What you are asked to do
Scan the entries below and count the lines holding the string "Average". Supply only the number.

>> Begin Input records

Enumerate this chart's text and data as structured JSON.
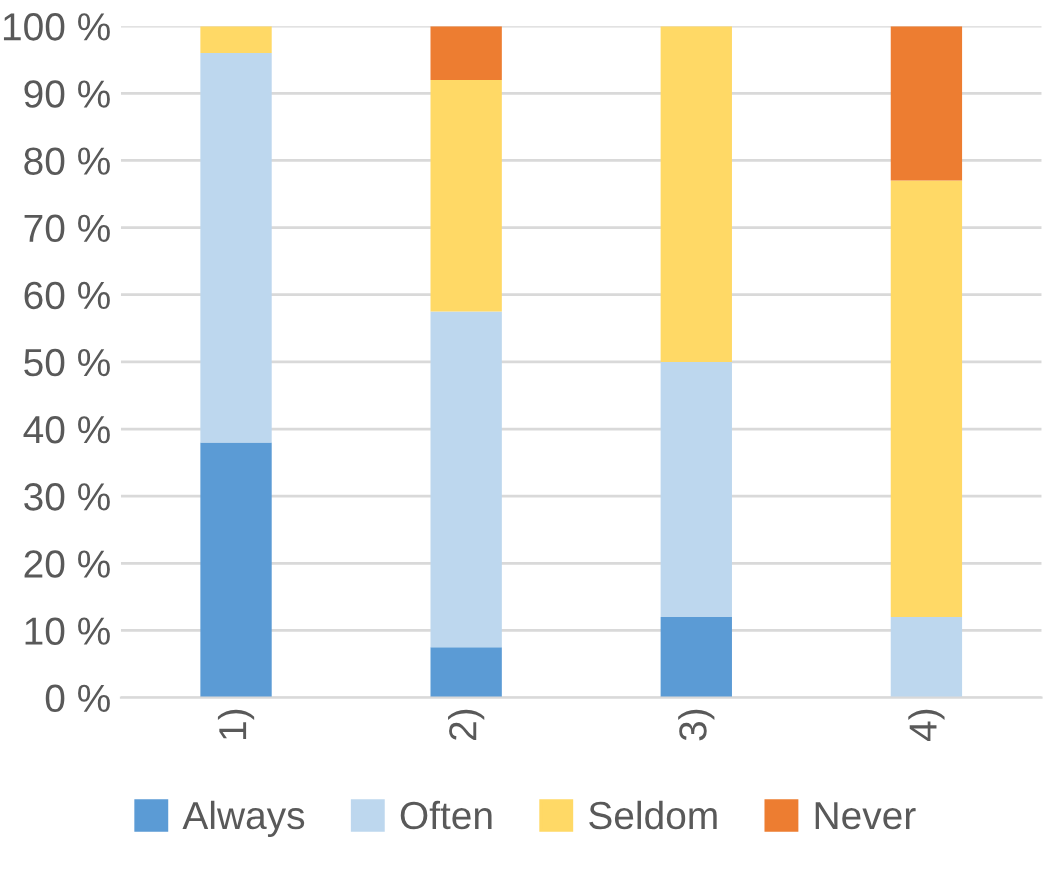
{
  "chart_data": {
    "type": "bar",
    "stacked": true,
    "categories": [
      "1)",
      "2)",
      "3)",
      "4)"
    ],
    "series": [
      {
        "name": "Always",
        "color": "#5b9bd5",
        "values": [
          38,
          7.5,
          12,
          0
        ]
      },
      {
        "name": "Often",
        "color": "#bdd7ee",
        "values": [
          58,
          50,
          38,
          12
        ]
      },
      {
        "name": "Seldom",
        "color": "#ffd966",
        "values": [
          4,
          34.5,
          50,
          65
        ]
      },
      {
        "name": "Never",
        "color": "#ed7d31",
        "values": [
          0,
          8,
          0,
          23
        ]
      }
    ],
    "ylim": [
      0,
      100
    ],
    "yticks": [
      {
        "value": 0,
        "label": "0 %"
      },
      {
        "value": 10,
        "label": "10 %"
      },
      {
        "value": 20,
        "label": "20 %"
      },
      {
        "value": 30,
        "label": "30 %"
      },
      {
        "value": 40,
        "label": "40 %"
      },
      {
        "value": 50,
        "label": "50 %"
      },
      {
        "value": 60,
        "label": "60 %"
      },
      {
        "value": 70,
        "label": "70 %"
      },
      {
        "value": 80,
        "label": "80 %"
      },
      {
        "value": 90,
        "label": "90 %"
      },
      {
        "value": 100,
        "label": "100 %"
      }
    ],
    "grid": "y",
    "legend": "bottom"
  }
}
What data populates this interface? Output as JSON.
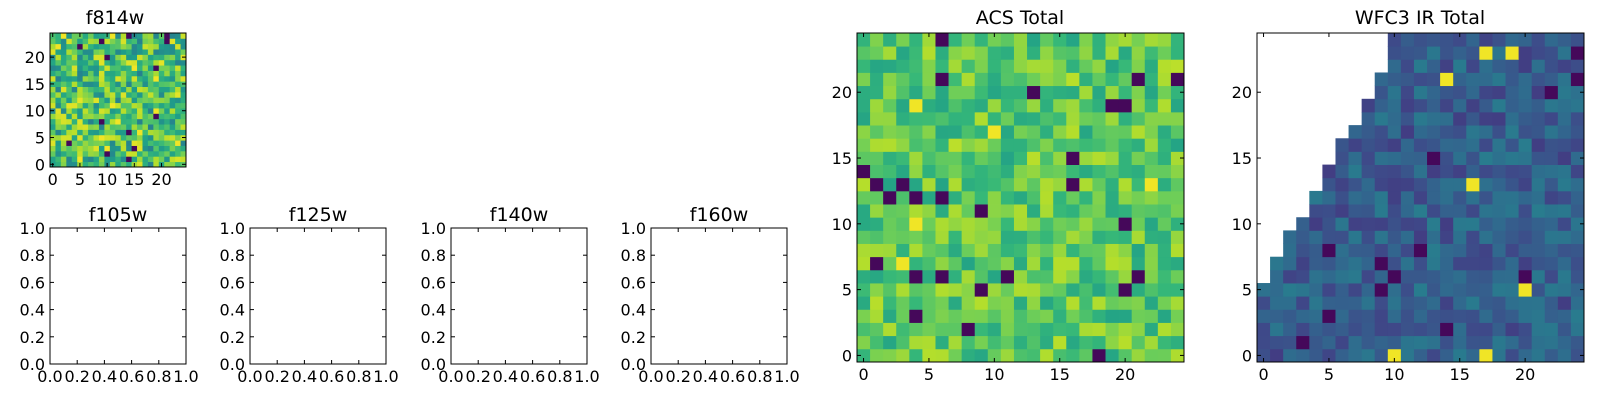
{
  "figure": {
    "background": "#ffffff"
  },
  "colormap": {
    "name": "viridis",
    "low": "#440154",
    "mid": "#21908d",
    "high": "#fde725"
  },
  "chart_data": [
    {
      "id": "f814w",
      "type": "heatmap",
      "title": "f814w",
      "xlabel": "",
      "ylabel": "",
      "grid_size": [
        25,
        25
      ],
      "xlim": [
        -0.5,
        24.5
      ],
      "ylim": [
        -0.5,
        24.5
      ],
      "xticks": [
        0,
        5,
        10,
        15,
        20
      ],
      "yticks": [
        0,
        5,
        10,
        15,
        20
      ],
      "value_range": [
        0,
        1
      ],
      "typical_level": 0.7,
      "spread": 0.26,
      "dark_fraction": 0.03,
      "empty_region": "none"
    },
    {
      "id": "f105w",
      "type": "empty",
      "title": "f105w",
      "xlim": [
        0,
        1
      ],
      "ylim": [
        0,
        1
      ],
      "xticks": [
        "0.0",
        "0.2",
        "0.4",
        "0.6",
        "0.8",
        "1.0"
      ],
      "yticks": [
        "0.0",
        "0.2",
        "0.4",
        "0.6",
        "0.8",
        "1.0"
      ]
    },
    {
      "id": "f125w",
      "type": "empty",
      "title": "f125w",
      "xlim": [
        0,
        1
      ],
      "ylim": [
        0,
        1
      ],
      "xticks": [
        "0.0",
        "0.2",
        "0.4",
        "0.6",
        "0.8",
        "1.0"
      ],
      "yticks": [
        "0.0",
        "0.2",
        "0.4",
        "0.6",
        "0.8",
        "1.0"
      ]
    },
    {
      "id": "f140w",
      "type": "empty",
      "title": "f140w",
      "xlim": [
        0,
        1
      ],
      "ylim": [
        0,
        1
      ],
      "xticks": [
        "0.0",
        "0.2",
        "0.4",
        "0.6",
        "0.8",
        "1.0"
      ],
      "yticks": [
        "0.0",
        "0.2",
        "0.4",
        "0.6",
        "0.8",
        "1.0"
      ]
    },
    {
      "id": "f160w",
      "type": "empty",
      "title": "f160w",
      "xlim": [
        0,
        1
      ],
      "ylim": [
        0,
        1
      ],
      "xticks": [
        "0.0",
        "0.2",
        "0.4",
        "0.6",
        "0.8",
        "1.0"
      ],
      "yticks": [
        "0.0",
        "0.2",
        "0.4",
        "0.6",
        "0.8",
        "1.0"
      ]
    },
    {
      "id": "acs_total",
      "type": "heatmap",
      "title": "ACS Total",
      "xlabel": "",
      "ylabel": "",
      "grid_size": [
        25,
        25
      ],
      "xlim": [
        -0.5,
        24.5
      ],
      "ylim": [
        -0.5,
        24.5
      ],
      "xticks": [
        0,
        5,
        10,
        15,
        20
      ],
      "yticks": [
        0,
        5,
        10,
        15,
        20
      ],
      "value_range": [
        0,
        1
      ],
      "typical_level": 0.74,
      "spread": 0.16,
      "dark_fraction": 0.025,
      "empty_region": "none"
    },
    {
      "id": "wfc3_ir_total",
      "type": "heatmap",
      "title": "WFC3 IR Total",
      "xlabel": "",
      "ylabel": "",
      "grid_size": [
        25,
        25
      ],
      "xlim": [
        -0.5,
        24.5
      ],
      "ylim": [
        -0.5,
        24.5
      ],
      "xticks": [
        0,
        5,
        10,
        15,
        20
      ],
      "yticks": [
        0,
        5,
        10,
        15,
        20
      ],
      "value_range": [
        0,
        1
      ],
      "typical_level": 0.3,
      "spread": 0.12,
      "dark_fraction": 0.02,
      "empty_region": "top-left"
    }
  ]
}
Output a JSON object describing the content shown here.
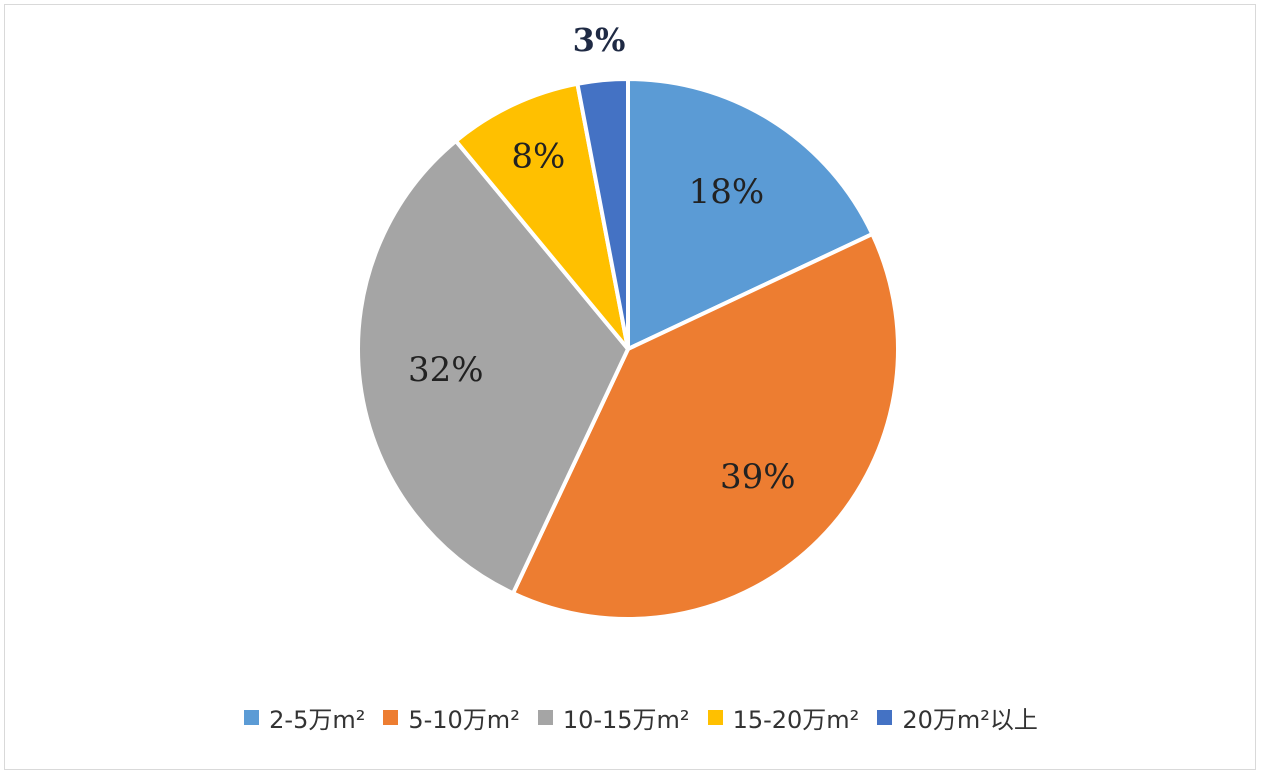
{
  "chart_data": {
    "type": "pie",
    "title": "",
    "slices": [
      {
        "name": "2-5万m²",
        "value": 18,
        "label": "18%",
        "color": "#5b9bd5"
      },
      {
        "name": "5-10万m²",
        "value": 39,
        "label": "39%",
        "color": "#ed7d31"
      },
      {
        "name": "10-15万m²",
        "value": 32,
        "label": "32%",
        "color": "#a5a5a5"
      },
      {
        "name": "15-20万m²",
        "value": 8,
        "label": "8%",
        "color": "#ffc000"
      },
      {
        "name": "20万m²以上",
        "value": 3,
        "label": "3%",
        "color": "#4472c4"
      }
    ],
    "legend_position": "bottom",
    "start_angle": "top",
    "direction": "clockwise"
  }
}
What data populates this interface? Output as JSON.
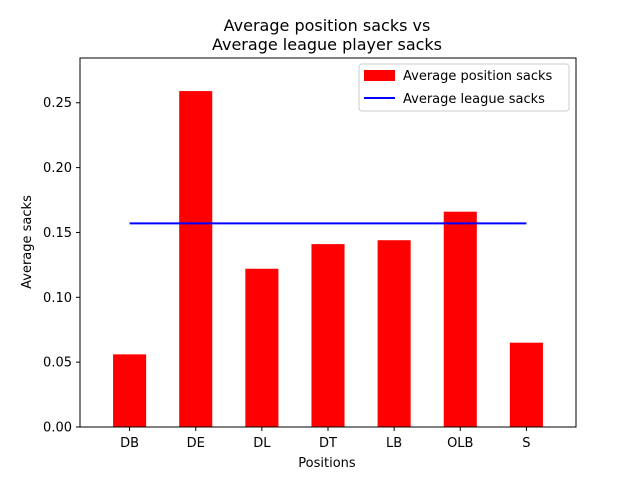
{
  "chart_data": {
    "type": "bar",
    "title_line1": "Average position sacks vs",
    "title_line2": "Average league player sacks",
    "xlabel": "Positions",
    "ylabel": "Average sacks",
    "categories": [
      "DB",
      "DE",
      "DL",
      "DT",
      "LB",
      "OLB",
      "S"
    ],
    "series": [
      {
        "name": "Average position sacks",
        "values": [
          0.056,
          0.259,
          0.122,
          0.141,
          0.144,
          0.166,
          0.065
        ],
        "color": "#ff0000"
      }
    ],
    "reference_line": {
      "name": "Average league sacks",
      "value": 0.157,
      "color": "#0000ff"
    },
    "ylim": [
      0,
      0.2845
    ],
    "yticks": [
      "0.00",
      "0.05",
      "0.10",
      "0.15",
      "0.20",
      "0.25"
    ],
    "grid": false,
    "legend_position": "top-right"
  }
}
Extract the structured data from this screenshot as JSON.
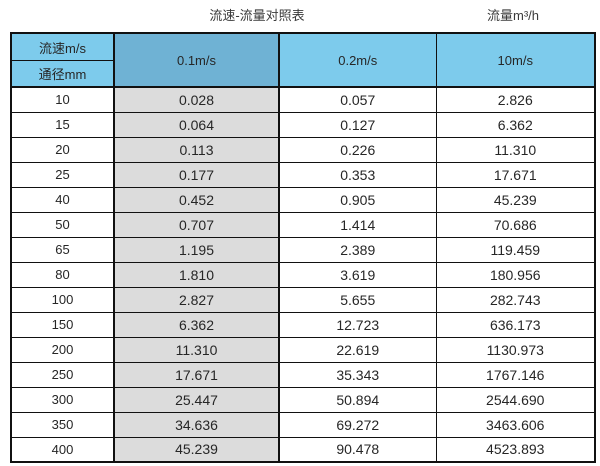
{
  "titles": {
    "left": "流速-流量对照表",
    "right": "流量m³/h"
  },
  "table": {
    "corner_top": "流速m/s",
    "corner_bottom": "通径mm",
    "velocity_headers": [
      "0.1m/s",
      "0.2m/s",
      "10m/s"
    ],
    "rows": [
      {
        "diameter": "10",
        "values": [
          "0.028",
          "0.057",
          "2.826"
        ]
      },
      {
        "diameter": "15",
        "values": [
          "0.064",
          "0.127",
          "6.362"
        ]
      },
      {
        "diameter": "20",
        "values": [
          "0.113",
          "0.226",
          "11.310"
        ]
      },
      {
        "diameter": "25",
        "values": [
          "0.177",
          "0.353",
          "17.671"
        ]
      },
      {
        "diameter": "40",
        "values": [
          "0.452",
          "0.905",
          "45.239"
        ]
      },
      {
        "diameter": "50",
        "values": [
          "0.707",
          "1.414",
          "70.686"
        ]
      },
      {
        "diameter": "65",
        "values": [
          "1.195",
          "2.389",
          "119.459"
        ]
      },
      {
        "diameter": "80",
        "values": [
          "1.810",
          "3.619",
          "180.956"
        ]
      },
      {
        "diameter": "100",
        "values": [
          "2.827",
          "5.655",
          "282.743"
        ]
      },
      {
        "diameter": "150",
        "values": [
          "6.362",
          "12.723",
          "636.173"
        ]
      },
      {
        "diameter": "200",
        "values": [
          "11.310",
          "22.619",
          "1130.973"
        ]
      },
      {
        "diameter": "250",
        "values": [
          "17.671",
          "35.343",
          "1767.146"
        ]
      },
      {
        "diameter": "300",
        "values": [
          "25.447",
          "50.894",
          "2544.690"
        ]
      },
      {
        "diameter": "350",
        "values": [
          "34.636",
          "69.272",
          "3463.606"
        ]
      },
      {
        "diameter": "400",
        "values": [
          "45.239",
          "90.478",
          "4523.893"
        ]
      }
    ]
  },
  "colors": {
    "header_blue": "#7dcbec",
    "highlight_header_blue": "#6fb2d4",
    "highlight_column_gray": "#dcdcdc",
    "border": "#111111",
    "text": "#262626"
  },
  "chart_data": {
    "type": "table",
    "title": "流速-流量对照表",
    "unit_label": "流量m³/h",
    "row_axis_label": "通径mm",
    "col_axis_label": "流速m/s",
    "columns": [
      "0.1m/s",
      "0.2m/s",
      "10m/s"
    ],
    "diameters_mm": [
      10,
      15,
      20,
      25,
      40,
      50,
      65,
      80,
      100,
      150,
      200,
      250,
      300,
      350,
      400
    ],
    "flow_rates_m3h": [
      [
        0.028,
        0.057,
        2.826
      ],
      [
        0.064,
        0.127,
        6.362
      ],
      [
        0.113,
        0.226,
        11.31
      ],
      [
        0.177,
        0.353,
        17.671
      ],
      [
        0.452,
        0.905,
        45.239
      ],
      [
        0.707,
        1.414,
        70.686
      ],
      [
        1.195,
        2.389,
        119.459
      ],
      [
        1.81,
        3.619,
        180.956
      ],
      [
        2.827,
        5.655,
        282.743
      ],
      [
        6.362,
        12.723,
        636.173
      ],
      [
        11.31,
        22.619,
        1130.973
      ],
      [
        17.671,
        35.343,
        1767.146
      ],
      [
        25.447,
        50.894,
        2544.69
      ],
      [
        34.636,
        69.272,
        3463.606
      ],
      [
        45.239,
        90.478,
        4523.893
      ]
    ],
    "highlighted_column": "0.1m/s",
    "grid": true,
    "legend_position": "none"
  }
}
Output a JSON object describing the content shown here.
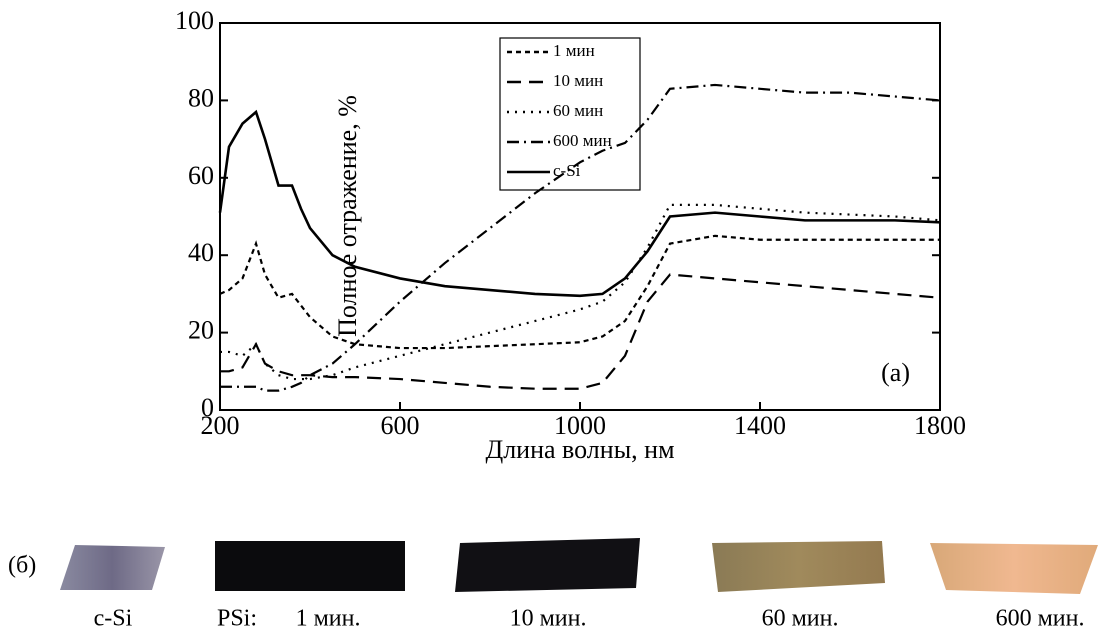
{
  "chart_data": {
    "type": "line",
    "y_label": "Полное отражение, %",
    "x_label": "Длина волны, нм",
    "annotation": "(a)",
    "xlim": [
      200,
      1800
    ],
    "xticks": [
      200,
      600,
      1000,
      1400,
      1800
    ],
    "ylim": [
      0,
      100
    ],
    "yticks": [
      0,
      20,
      40,
      60,
      80,
      100
    ],
    "legend": "top-center",
    "x": [
      200,
      220,
      250,
      280,
      300,
      330,
      360,
      380,
      400,
      450,
      500,
      600,
      700,
      800,
      900,
      1000,
      1050,
      1100,
      1150,
      1200,
      1300,
      1400,
      1500,
      1600,
      1700,
      1800
    ],
    "series": [
      {
        "name": "1 мин",
        "color": "#000000",
        "values": [
          30,
          31,
          34,
          43,
          35,
          29,
          30,
          27,
          24,
          19,
          17,
          16,
          16,
          16.5,
          17,
          17.5,
          19,
          23,
          32,
          43,
          45,
          44,
          44,
          44,
          44,
          44
        ]
      },
      {
        "name": "10 мин",
        "color": "#000000",
        "values": [
          10,
          10,
          11,
          17,
          12,
          10,
          9,
          9,
          9,
          8.5,
          8.5,
          8,
          7,
          6,
          5.5,
          5.5,
          7,
          14,
          28,
          35,
          34,
          33,
          32,
          31,
          30,
          29
        ]
      },
      {
        "name": "60 мин",
        "color": "#000000",
        "values": [
          15,
          15,
          14,
          17,
          12,
          9,
          8,
          8,
          8,
          9,
          11,
          14,
          17,
          20,
          23,
          26,
          28,
          33,
          42,
          53,
          53,
          52,
          51,
          50.5,
          50,
          49
        ]
      },
      {
        "name": "600 мин",
        "color": "#000000",
        "values": [
          6,
          6,
          6,
          6,
          5,
          5,
          6,
          7,
          9,
          12,
          17,
          28,
          38,
          47,
          56,
          64,
          67,
          69,
          75,
          83,
          84,
          83,
          82,
          82,
          81,
          80
        ]
      },
      {
        "name": "c-Si",
        "color": "#000000",
        "values": [
          51,
          68,
          74,
          77,
          70,
          58,
          58,
          52,
          47,
          40,
          37,
          34,
          32,
          31,
          30,
          29.5,
          30,
          34,
          41,
          50,
          51,
          50,
          49,
          49,
          49,
          48.5
        ]
      }
    ],
    "photos": {
      "label": "(б)",
      "prefix": "PSi:",
      "items": [
        "c-Si",
        "1 мин.",
        "10 мин.",
        "60 мин.",
        "600 мин."
      ]
    }
  }
}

>> End Input records

The output
5